• **Text provided**
This is the program we have used to train all of our models.
For models with multiple templates (e.g. VeryFast, Roerei, or HeadHunter) each template is trained separatelly,
they are merged a posteriori using doppia/tools/objects_detection/models/create_models_bundle.py
.
We provide some example configuration files for boosted_learning
in doppia/src/applications/boosted_learning
.
You will need to download and setup the training data by yourself.
For more details see also section "How train the detector for a new class ?".
If you simply want to detect pedestrians in a stereo or monocular dataset we recommend you use the objects_detection
application and use the output protocol buffer file.
On the other hand if your applications requires detections "on the fly" or a tight integration of the detector, then objects_detection_lib
could be for you.
Look at doppia/src/applications/objects_detection_lib/objects_detection_lib.hpp
to see how simple the interface is and TestObjectsDetectionApplication
of an example usage.
Please not that to keep a simple interface objects_detection_lib
uses singleton objects. Due to this only a single instance can be used; trying to run two instances in different threads will possibly have catastrophic consequences.
For a deeper integration you will have to use the actual classes used to implement objects_detection_lib
(see objects_detection_lib.cpp
and doppia/src/applications/objects_detection/ObjectsDetectionApplication.cpp
).
-
Make sure you have run step 5 of the instructions above.
-
Collect large dataset. The more the merrier. Think at least 1000~10000 positive examples, and same amount of negative images.
-
You will need to crop your positive samples. Make sure to leave a generous margin around your objects. You can use the training files pointed in
run_speedy_training.sh
as an example. -
Copy one of the example configuration files for
boosted_learning
and edit. In particular you want to adjust the path to the training files, model_size, object_window, the number of weak classifiers, the number of samples for each bootstrapping round, and the number of bootstrapping rounds. See comments ininria_speedy_training.config.ini
andboosted_learning --help
for examples and indications on how to use the different options.I strongly suggest you start with a lightweight setup (e.g. 1000 level 2 decision trees, 3 bootstrapping rounds, 5000 negative samples per round) to validate your setup, and only after seeing initial results, start increasing the model size, amount of bootstrapping rounds and samples.
-
Run
boosted_learning
and enjoy the progress bar motion.plot_detector_model.py
is quite handy to inspect of the model is "learning at all". -
Evaluate your models using
objects_detection
. -
Enjoy !

• **Set exercise 1**
In the text on detector training, what does objects_detection_lib use in order to keep its interface simple?
The text on detector training and the records have no connection to each other.

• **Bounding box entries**
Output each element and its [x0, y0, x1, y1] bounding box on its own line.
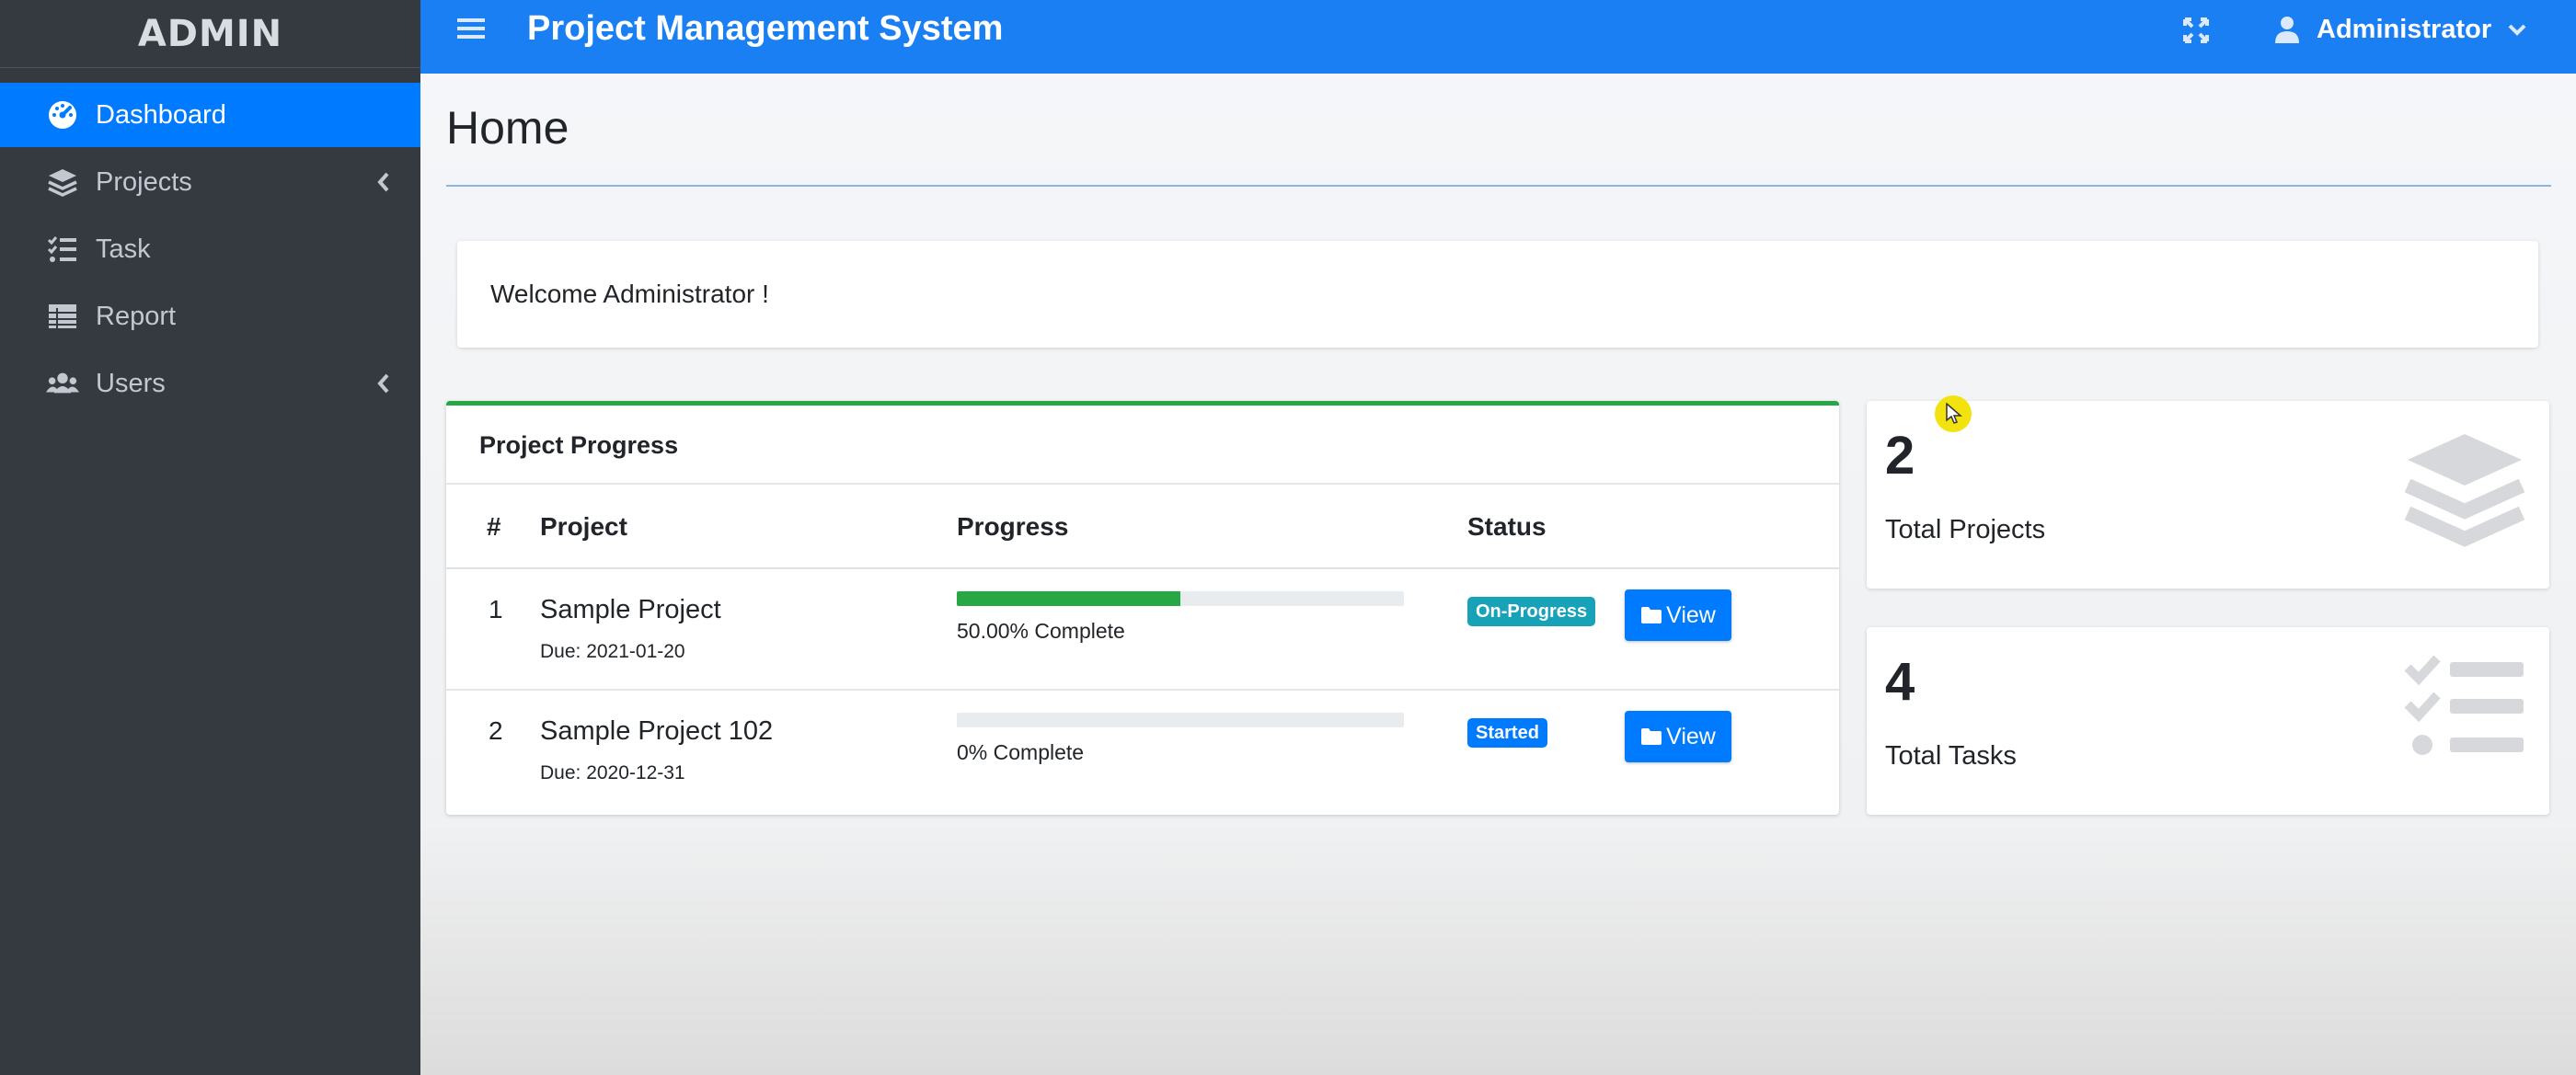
- status-badge: Started: [1467, 718, 1547, 748]
- progress-text: 50.00% Complete: [957, 619, 1125, 643]
- card-title: Project Progress: [479, 431, 679, 459]
- welcome-text: Welcome Administrator !: [490, 280, 769, 308]
- welcome-card: Welcome Administrator !: [457, 241, 2538, 348]
- view-button[interactable]: View: [1625, 589, 1731, 641]
- progress-text: 0% Complete: [957, 740, 1085, 764]
- table-icon: [46, 300, 79, 333]
- tasks-icon: [46, 233, 79, 266]
- sidebar-item-label: Users: [96, 368, 166, 398]
- app-title: Project Management System: [527, 9, 1004, 48]
- fullscreen-icon[interactable]: [2182, 17, 2210, 49]
- users-icon: [46, 367, 79, 400]
- project-progress-card: Project Progress # Project Progress Stat…: [446, 401, 1839, 815]
- layers-icon: [2404, 427, 2525, 553]
- column-header-project: Project: [540, 512, 627, 541]
- layers-icon: [46, 166, 79, 199]
- sidebar-item-projects[interactable]: Projects: [0, 150, 420, 214]
- main-content: Home Welcome Administrator ! Project Pro…: [420, 74, 2576, 1075]
- sidebar-item-label: Projects: [96, 166, 192, 197]
- stat-count: 4: [1885, 652, 1915, 712]
- view-button-label: View: [1666, 601, 1716, 628]
- sidebar-item-label: Dashboard: [96, 99, 226, 130]
- stat-count: 2: [1885, 426, 1915, 486]
- total-projects-card: 2 Total Projects: [1867, 401, 2549, 589]
- column-header-progress: Progress: [957, 512, 1069, 541]
- status-badge: On-Progress: [1467, 597, 1596, 626]
- project-name: Sample Project: [540, 595, 721, 624]
- view-button-label: View: [1666, 723, 1716, 749]
- column-header-number: #: [487, 512, 501, 541]
- sidebar-item-label: Report: [96, 301, 177, 331]
- view-button[interactable]: View: [1625, 711, 1731, 762]
- project-name: Sample Project 102: [540, 716, 774, 746]
- mouse-cursor-highlight: [1935, 395, 1972, 432]
- progress-bar: [957, 591, 1404, 606]
- project-due-date: Due: 2021-01-20: [540, 641, 685, 662]
- tachometer-icon: [46, 98, 79, 132]
- user-icon: [2274, 16, 2300, 43]
- brand[interactable]: ADMIN: [0, 0, 420, 68]
- table-row: 1 Sample Project Due: 2021-01-20 50.00% …: [446, 569, 1839, 691]
- page-title: Home: [446, 102, 569, 154]
- chevron-left-icon: [376, 170, 391, 200]
- sidebar-item-users[interactable]: Users: [0, 351, 420, 416]
- top-navbar: Project Management System Administrator: [420, 0, 2576, 74]
- sidebar: ADMIN Dashboard Projects Task Report Use…: [0, 0, 420, 1075]
- row-number: 1: [489, 595, 503, 623]
- user-name: Administrator: [2317, 14, 2492, 44]
- progress-bar-fill: [957, 591, 1180, 606]
- card-header: Project Progress: [446, 406, 1839, 485]
- folder-icon: [1640, 727, 1662, 746]
- column-header-status: Status: [1467, 512, 1547, 541]
- chevron-left-icon: [376, 372, 391, 402]
- sidebar-item-label: Task: [96, 234, 151, 264]
- table-row: 2 Sample Project 102 Due: 2020-12-31 0% …: [446, 691, 1839, 812]
- progress-bar: [957, 713, 1404, 727]
- table-header: # Project Progress Status: [446, 485, 1839, 569]
- brand-text: ADMIN: [137, 12, 283, 55]
- user-menu[interactable]: Administrator: [2274, 11, 2526, 48]
- project-due-date: Due: 2020-12-31: [540, 762, 685, 783]
- sidebar-nav: Dashboard Projects Task Report Users: [0, 83, 420, 416]
- sidebar-item-report[interactable]: Report: [0, 284, 420, 349]
- stat-label: Total Tasks: [1885, 741, 2017, 771]
- hamburger-menu-icon[interactable]: [457, 17, 485, 45]
- tasks-icon: [2404, 653, 2525, 768]
- sidebar-item-dashboard[interactable]: Dashboard: [0, 83, 420, 147]
- row-number: 2: [489, 716, 503, 745]
- chevron-down-icon: [2508, 23, 2526, 36]
- folder-icon: [1640, 606, 1662, 624]
- sidebar-item-task[interactable]: Task: [0, 217, 420, 281]
- total-tasks-card: 4 Total Tasks: [1867, 627, 2549, 815]
- title-divider: [446, 185, 2551, 187]
- stat-label: Total Projects: [1885, 515, 2046, 544]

• **Set exercise 2**
Put the records from the line with "- status-badge: Started: [1467, 718, 1547, 748]" through the line with "- stat-count: 2: [1885, 426, 1915, 486]" into a Markdown table with the columns n and Line, numbering each row and skipping blank lines.

• **Task output 1**
Singleton objects.

• **Task output 2**
| n | Line |
|---|---|
| 1 | - status-badge: Started: [1467, 718, 1547, 748] |
| 2 | - progress-text: 50.00% Complete: [957, 619, 1125, 643] |
| 3 | - card-title: Project Progress: [479, 431, 679, 459] |
| 4 | - welcome-text: Welcome Administrator !: [490, 280, 769, 308] |
| 5 | - welcome-card: Welcome Administrator !: [457, 241, 2538, 348] |
| 6 | - view-button[interactable]: View: [1625, 589, 1731, 641] |
| 7 | - progress-text: 0% Complete: [957, 740, 1085, 764] |
| 8 | - table-icon: [46, 300, 79, 333] |
| 9 | - tasks-icon: [46, 233, 79, 266] |
| 10 | - sidebar-item-label: Users: [96, 368, 166, 398] |
| 11 | - app-title: Project Management System: [527, 9, 1004, 48] |
| 12 | - fullscreen-icon[interactable]: [2182, 17, 2210, 49] |
| 13 | - users-icon: [46, 367, 79, 400] |
| 14 | - project-progress-card: Project Progress # Project Progress Stat…: [446, 401, 1839, 815] |
| 15 | - layers-icon: [2404, 427, 2525, 553] |
| 16 | - column-header-project: Project: [540, 512, 627, 541] |
| 17 | - layers-icon: [46, 166, 79, 199] |
| 18 | - sidebar-item-projects[interactable]: Projects: [0, 150, 420, 214] |
| 19 | - main-content: Home Welcome Administrator ! Project Pro…: [420, 74, 2576, 1075] |
| 20 | - sidebar-item-label: Projects: [96, 166, 192, 197] |
| 21 | - stat-count: 4: [1885, 652, 1915, 712] |
| 22 | - view-button-label: View: [1666, 601, 1716, 628] |
| 23 | - sidebar-item-label: Dashboard: [96, 99, 226, 130] |
| 24 | - stat-count: 2: [1885, 426, 1915, 486] |